Set exercise :: Read through the records below and copy each line that uses the word "rate".

*** Material to process

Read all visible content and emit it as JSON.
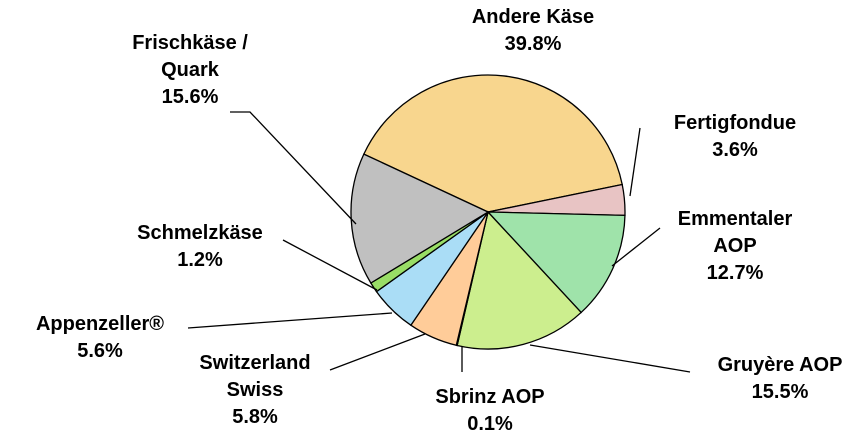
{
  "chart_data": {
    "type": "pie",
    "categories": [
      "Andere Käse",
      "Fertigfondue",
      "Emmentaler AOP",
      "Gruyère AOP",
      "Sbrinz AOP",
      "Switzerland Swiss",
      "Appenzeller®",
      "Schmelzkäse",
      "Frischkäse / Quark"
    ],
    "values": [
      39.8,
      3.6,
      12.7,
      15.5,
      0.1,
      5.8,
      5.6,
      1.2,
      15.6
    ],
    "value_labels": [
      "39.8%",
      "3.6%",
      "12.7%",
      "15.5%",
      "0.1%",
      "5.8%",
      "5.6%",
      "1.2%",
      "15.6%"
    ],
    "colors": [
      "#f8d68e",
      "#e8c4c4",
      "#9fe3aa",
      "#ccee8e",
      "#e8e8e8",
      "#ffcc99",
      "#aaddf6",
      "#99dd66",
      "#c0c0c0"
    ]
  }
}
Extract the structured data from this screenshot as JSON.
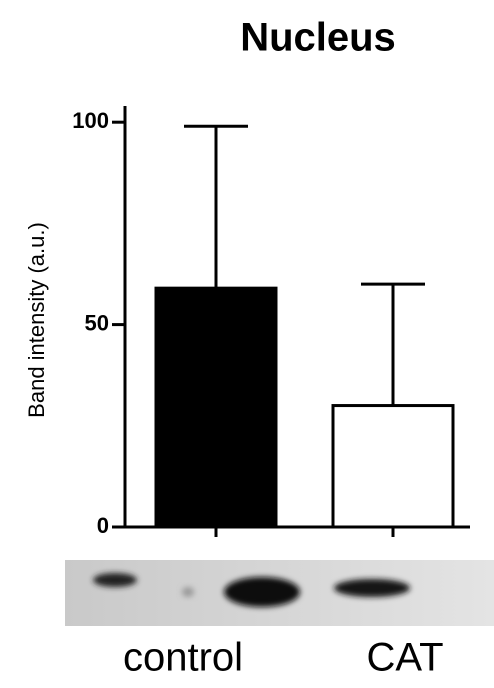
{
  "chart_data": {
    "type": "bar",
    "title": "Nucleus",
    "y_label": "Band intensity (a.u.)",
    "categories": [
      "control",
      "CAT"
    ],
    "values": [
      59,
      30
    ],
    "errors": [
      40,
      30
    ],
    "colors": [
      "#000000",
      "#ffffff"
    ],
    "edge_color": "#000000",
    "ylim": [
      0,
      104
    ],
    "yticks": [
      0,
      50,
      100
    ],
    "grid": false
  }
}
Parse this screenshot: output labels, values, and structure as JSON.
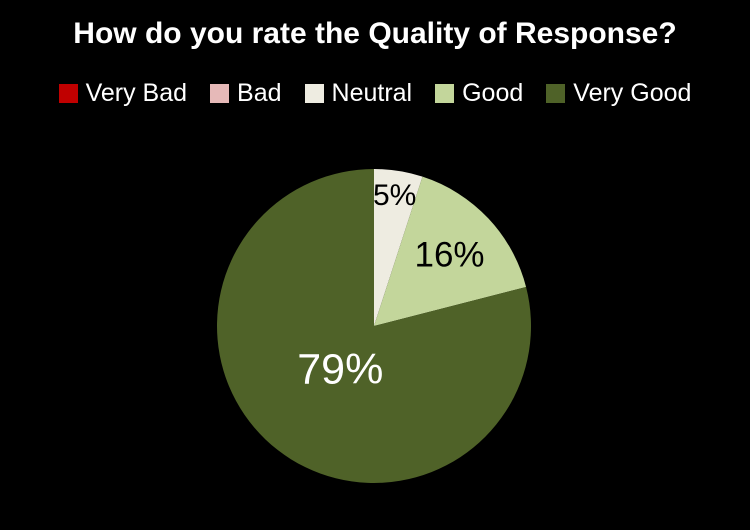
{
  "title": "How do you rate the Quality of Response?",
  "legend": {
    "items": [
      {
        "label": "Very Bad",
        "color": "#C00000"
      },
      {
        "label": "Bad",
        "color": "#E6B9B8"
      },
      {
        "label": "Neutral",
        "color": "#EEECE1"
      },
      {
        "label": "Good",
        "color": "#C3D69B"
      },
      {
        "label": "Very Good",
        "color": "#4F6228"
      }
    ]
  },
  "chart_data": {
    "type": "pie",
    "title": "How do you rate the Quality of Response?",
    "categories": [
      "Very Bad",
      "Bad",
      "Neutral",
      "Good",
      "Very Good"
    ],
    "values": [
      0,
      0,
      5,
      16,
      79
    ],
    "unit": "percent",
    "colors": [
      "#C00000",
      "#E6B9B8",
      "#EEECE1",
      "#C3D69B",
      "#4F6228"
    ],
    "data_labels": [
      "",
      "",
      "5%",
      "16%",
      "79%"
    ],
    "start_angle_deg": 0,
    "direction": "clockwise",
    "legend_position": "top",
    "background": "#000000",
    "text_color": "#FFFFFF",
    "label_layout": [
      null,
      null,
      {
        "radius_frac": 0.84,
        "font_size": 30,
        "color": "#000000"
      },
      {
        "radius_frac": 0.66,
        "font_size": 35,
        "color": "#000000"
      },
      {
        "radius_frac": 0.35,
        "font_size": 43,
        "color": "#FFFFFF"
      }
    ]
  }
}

******

Task output ::
  "title": "How do you rate the Quality of Response?",
    "title": "How do you rate the Quality of Response?",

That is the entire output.